## CHALLENGE
Copy all lines that contain the word "frac".
:: INPUT RECORDS ::
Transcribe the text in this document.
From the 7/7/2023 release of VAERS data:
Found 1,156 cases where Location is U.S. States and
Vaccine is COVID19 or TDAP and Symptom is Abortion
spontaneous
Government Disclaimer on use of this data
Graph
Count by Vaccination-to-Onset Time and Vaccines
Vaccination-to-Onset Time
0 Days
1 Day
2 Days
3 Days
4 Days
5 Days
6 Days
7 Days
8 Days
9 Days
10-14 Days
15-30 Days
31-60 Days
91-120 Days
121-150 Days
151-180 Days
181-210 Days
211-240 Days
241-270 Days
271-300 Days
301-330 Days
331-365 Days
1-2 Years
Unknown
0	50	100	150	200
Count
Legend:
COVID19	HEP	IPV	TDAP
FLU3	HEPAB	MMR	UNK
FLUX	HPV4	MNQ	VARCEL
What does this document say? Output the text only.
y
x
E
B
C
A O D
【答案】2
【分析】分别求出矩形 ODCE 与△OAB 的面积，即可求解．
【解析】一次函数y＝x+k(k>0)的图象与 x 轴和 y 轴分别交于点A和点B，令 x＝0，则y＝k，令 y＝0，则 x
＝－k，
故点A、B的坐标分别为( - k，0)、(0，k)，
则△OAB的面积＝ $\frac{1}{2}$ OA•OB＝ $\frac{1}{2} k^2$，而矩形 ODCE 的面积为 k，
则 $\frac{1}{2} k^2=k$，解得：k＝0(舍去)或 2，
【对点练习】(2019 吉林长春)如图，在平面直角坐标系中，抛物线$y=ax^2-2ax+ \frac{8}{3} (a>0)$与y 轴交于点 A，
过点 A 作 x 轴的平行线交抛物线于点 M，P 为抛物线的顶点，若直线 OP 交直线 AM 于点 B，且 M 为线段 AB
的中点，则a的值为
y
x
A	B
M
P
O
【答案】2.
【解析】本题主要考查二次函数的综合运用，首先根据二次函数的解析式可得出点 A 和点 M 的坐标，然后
:::
## TASK OUTPUT
则△OAB的面积＝ $\frac{1}{2}$ OA•OB＝ $\frac{1}{2} k^2$，而矩形 ODCE 的面积为 k，
则 $\frac{1}{2} k^2=k$，解得：k＝0(舍去)或 2，
【对点练习】(2019 吉林长春)如图，在平面直角坐标系中，抛物线$y=ax^2-2ax+ \frac{8}{3} (a>0)$与y 轴交于点 A，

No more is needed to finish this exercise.